> _TESTO MOSTRATO_
Che persona sei oggi?
"È quello che vedete in campo. Quello che vuole spaccare il mondo. Mi sto togliendo tante soddisfazioni, grazie anche all’ambiente, società e squadra, che mi circonda. Io a Empoli sono stato benissimo e quando mister Andreazzoli è passato al Genoa ha fatto di tutto per portarmi con sé. Ma sono stato io a scegliere il Sassuolo. Conosco Giovanni Carnevali, il direttore generale della società, dai tempi del Bari. De Zerbi mi voleva con sé già al Foggia, in C, ma io non me la sentii di scendere di categoria, e poi ancora al Palermo. Tutti e due oggi lavorano per il Sassuolo: quando mi hanno chiamato ancora, ho capito che era destino che le nostre strade si incrociassero".

De Zerbi è pronto per una big?

> _CONSEGNA_
Nell'intervista, da quali tempi chi risponde conosce Giovanni Carnevali? Il materiale qui non ha alcun ruolo.

> _MATERIALE_
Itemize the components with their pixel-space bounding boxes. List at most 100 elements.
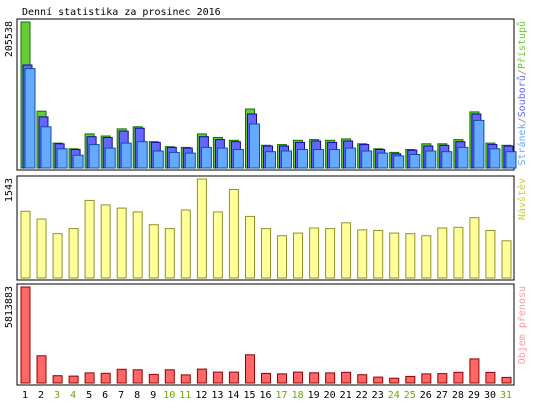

> _RISPOSTA CORRETTA_
Dai tempi del Bari.